## Problem to solve
For each line below that includes the word "JSON", make a copy.

## Data extract
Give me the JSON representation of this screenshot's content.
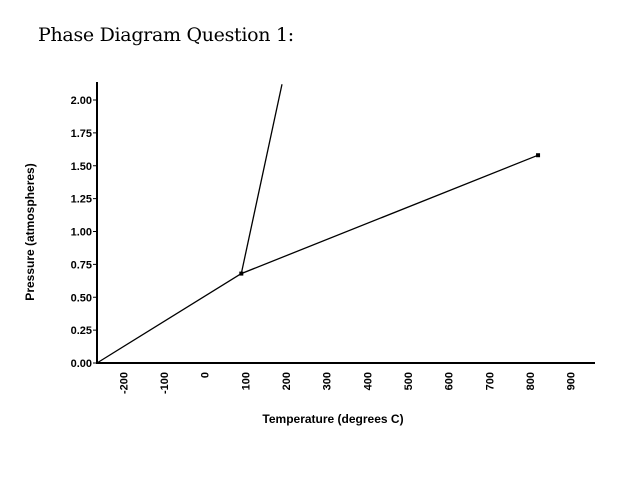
{
  "page": {
    "heading": "Phase Diagram Question 1:"
  },
  "chart_data": {
    "type": "line",
    "title": "",
    "xlabel": "Temperature (degrees C)",
    "ylabel": "Pressure (atmospheres)",
    "xlim": [
      -265,
      960
    ],
    "ylim": [
      0,
      2.1
    ],
    "x_ticks": [
      -200,
      -100,
      0,
      100,
      200,
      300,
      400,
      500,
      600,
      700,
      800,
      900
    ],
    "x_tick_labels": [
      "-200",
      "-100",
      "0",
      "100",
      "200",
      "300",
      "400",
      "500",
      "600",
      "700",
      "800",
      "900"
    ],
    "y_ticks": [
      0,
      0.25,
      0.5,
      0.75,
      1.0,
      1.25,
      1.5,
      1.75,
      2.0
    ],
    "y_tick_labels": [
      "0.00",
      "0.25",
      "0.50",
      "0.75",
      "1.00",
      "1.25",
      "1.50",
      "1.75",
      "2.00"
    ],
    "grid": false,
    "legend": "none",
    "series": [
      {
        "key": "sublimation-curve",
        "x": [
          -265,
          90
        ],
        "y": [
          0,
          0.68
        ]
      },
      {
        "key": "vaporization-curve",
        "x": [
          90,
          820
        ],
        "y": [
          0.68,
          1.58
        ]
      },
      {
        "key": "fusion-curve",
        "x": [
          90,
          190
        ],
        "y": [
          0.68,
          2.12
        ]
      }
    ],
    "points": [
      {
        "key": "triple-point",
        "x": 90,
        "y": 0.68
      },
      {
        "key": "critical-point",
        "x": 820,
        "y": 1.58
      }
    ],
    "line_color": "#000000"
  }
}
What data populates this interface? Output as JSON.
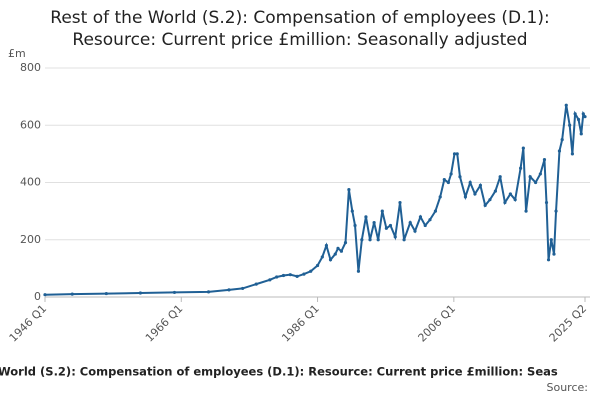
{
  "chart_data": {
    "type": "line",
    "title": [
      "Rest of the World (S.2): Compensation of employees (D.1):",
      "Resource: Current price £million: Seasonally adjusted"
    ],
    "y_label": "£m",
    "footer": "World (S.2): Compensation of employees (D.1): Resource: Current price £million: Seas",
    "source": "Source:",
    "xlim": [
      1946,
      2025.25
    ],
    "xticks": [
      {
        "value": 1946,
        "label": "1946 Q1"
      },
      {
        "value": 1966,
        "label": "1966 Q1"
      },
      {
        "value": 1986,
        "label": "1986 Q1"
      },
      {
        "value": 2006,
        "label": "2006 Q1"
      },
      {
        "value": 2025.25,
        "label": "2025 Q2"
      }
    ],
    "ylim": [
      0,
      800
    ],
    "yticks": [
      0,
      200,
      400,
      600,
      800
    ],
    "grid": true,
    "series": [
      {
        "name": "Compensation of employees",
        "color": "#206095",
        "x": [
          1946,
          1950,
          1955,
          1960,
          1965,
          1970,
          1973,
          1975,
          1977,
          1979,
          1980,
          1981,
          1982,
          1983,
          1984,
          1985,
          1986.0,
          1986.7,
          1987.3,
          1987.9,
          1988.6,
          1989.0,
          1989.5,
          1990.1,
          1990.6,
          1991.1,
          1991.5,
          1992.0,
          1992.5,
          1993.1,
          1993.7,
          1994.3,
          1994.9,
          1995.5,
          1996.1,
          1996.7,
          1997.4,
          1998.1,
          1998.7,
          1999.6,
          2000.3,
          2001.1,
          2001.8,
          2002.5,
          2003.3,
          2004.0,
          2004.6,
          2005.2,
          2005.6,
          2006.1,
          2006.5,
          2006.9,
          2007.7,
          2008.4,
          2009.1,
          2009.9,
          2010.6,
          2011.3,
          2012.1,
          2012.8,
          2013.5,
          2014.3,
          2015.0,
          2015.8,
          2016.2,
          2016.6,
          2017.2,
          2018.0,
          2018.7,
          2019.3,
          2019.6,
          2019.9,
          2020.3,
          2020.7,
          2021.0,
          2021.5,
          2021.9,
          2022.5,
          2023.0,
          2023.4,
          2023.8,
          2024.3,
          2024.7,
          2025.0,
          2025.25
        ],
        "values": [
          8,
          10,
          12,
          14,
          16,
          18,
          25,
          30,
          45,
          60,
          70,
          75,
          78,
          72,
          80,
          90,
          110,
          140,
          180,
          130,
          150,
          170,
          160,
          190,
          375,
          300,
          250,
          90,
          200,
          280,
          200,
          260,
          200,
          300,
          240,
          250,
          210,
          330,
          200,
          260,
          230,
          280,
          250,
          270,
          300,
          350,
          410,
          400,
          430,
          500,
          500,
          420,
          350,
          400,
          360,
          390,
          320,
          340,
          370,
          420,
          330,
          360,
          340,
          450,
          520,
          300,
          420,
          400,
          430,
          480,
          330,
          130,
          200,
          150,
          300,
          510,
          550,
          670,
          600,
          500,
          640,
          620,
          570,
          640,
          630
        ]
      }
    ]
  }
}
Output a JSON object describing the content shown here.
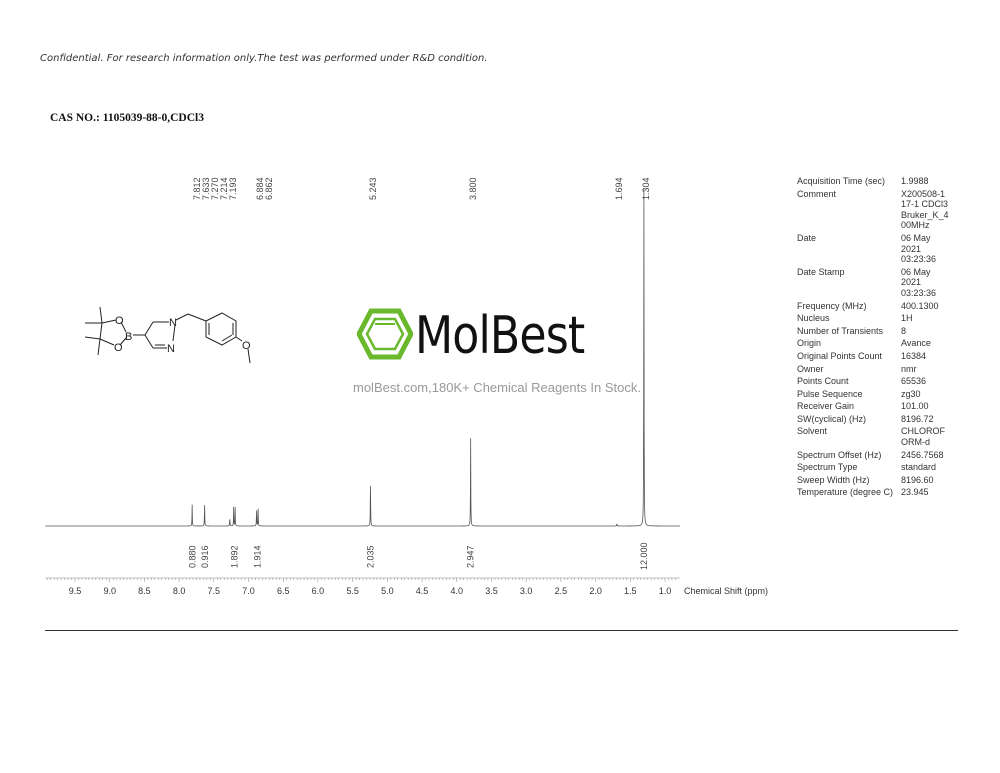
{
  "disclaimer": "Confidential. For research information only.The test was performed under R&D condition.",
  "cas_line": "CAS NO.: 1105039-88-0,CDCl3",
  "watermark": {
    "brand": "MolBest",
    "tagline": "molBest.com,180K+ Chemical Reagents In Stock.",
    "color": "#6ab82c"
  },
  "parameters": [
    {
      "key": "Acquisition Time (sec)",
      "value": "1.9988"
    },
    {
      "key": "Comment",
      "value": "X200508-1\n17-1 CDCl3\nBruker_K_4\n00MHz"
    },
    {
      "key": "Date",
      "value": "06 May\n2021\n03:23:36"
    },
    {
      "key": "Date Stamp",
      "value": "06 May\n2021\n03:23:36"
    },
    {
      "key": "Frequency (MHz)",
      "value": "400.1300"
    },
    {
      "key": "Nucleus",
      "value": "1H"
    },
    {
      "key": "Number of Transients",
      "value": "8"
    },
    {
      "key": "Origin",
      "value": "Avance"
    },
    {
      "key": "Original Points Count",
      "value": "16384"
    },
    {
      "key": "Owner",
      "value": "nmr"
    },
    {
      "key": "Points Count",
      "value": "65536"
    },
    {
      "key": "Pulse Sequence",
      "value": "zg30"
    },
    {
      "key": "Receiver Gain",
      "value": "101.00"
    },
    {
      "key": "SW(cyclical) (Hz)",
      "value": "8196.72"
    },
    {
      "key": "Solvent",
      "value": "CHLOROF\nORM-d"
    },
    {
      "key": "Spectrum Offset (Hz)",
      "value": "2456.7568"
    },
    {
      "key": "Spectrum Type",
      "value": "standard"
    },
    {
      "key": "Sweep Width (Hz)",
      "value": "8196.60"
    },
    {
      "key": "Temperature (degree C)",
      "value": "23.945"
    }
  ],
  "chart_data": {
    "type": "line",
    "xlabel": "Chemical Shift (ppm)",
    "xlim": [
      9.93,
      0.78
    ],
    "x_reversed": true,
    "x_ticks": [
      "9.5",
      "9.0",
      "8.5",
      "8.0",
      "7.5",
      "7.0",
      "6.5",
      "6.0",
      "5.5",
      "5.0",
      "4.5",
      "4.0",
      "3.5",
      "3.0",
      "2.5",
      "2.0",
      "1.5",
      "1.0"
    ],
    "peaks": [
      {
        "ppm": 7.812,
        "label": "7.812",
        "intensity": 6.3
      },
      {
        "ppm": 7.633,
        "label": "7.633",
        "intensity": 7.0
      },
      {
        "ppm": 7.27,
        "label": "7.270",
        "intensity": 2.6
      },
      {
        "ppm": 7.214,
        "label": "7.214",
        "intensity": 5.6
      },
      {
        "ppm": 7.193,
        "label": "7.193",
        "intensity": 5.6
      },
      {
        "ppm": 6.884,
        "label": "6.884",
        "intensity": 5.4
      },
      {
        "ppm": 6.862,
        "label": "6.862",
        "intensity": 5.4
      },
      {
        "ppm": 5.243,
        "label": "5.243",
        "intensity": 14
      },
      {
        "ppm": 3.8,
        "label": "3.800",
        "intensity": 26
      },
      {
        "ppm": 1.694,
        "label": "1.694",
        "intensity": 0.8
      },
      {
        "ppm": 1.304,
        "label": "1.304",
        "intensity": 100
      }
    ],
    "integrals": [
      {
        "ppm": 7.81,
        "value": "0.880"
      },
      {
        "ppm": 7.63,
        "value": "0.916"
      },
      {
        "ppm": 7.2,
        "value": "1.892"
      },
      {
        "ppm": 6.87,
        "value": "1.914"
      },
      {
        "ppm": 5.24,
        "value": "2.035"
      },
      {
        "ppm": 3.8,
        "value": "2.947"
      },
      {
        "ppm": 1.3,
        "value": "12.000"
      }
    ],
    "structure_atoms": [
      "O",
      "O",
      "B",
      "N",
      "N",
      "O"
    ]
  }
}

## The completed task
Give me the JSON representation of this screenshot's content.
What data populates this interface? Output as JSON.
Output a JSON object describing the content shown here.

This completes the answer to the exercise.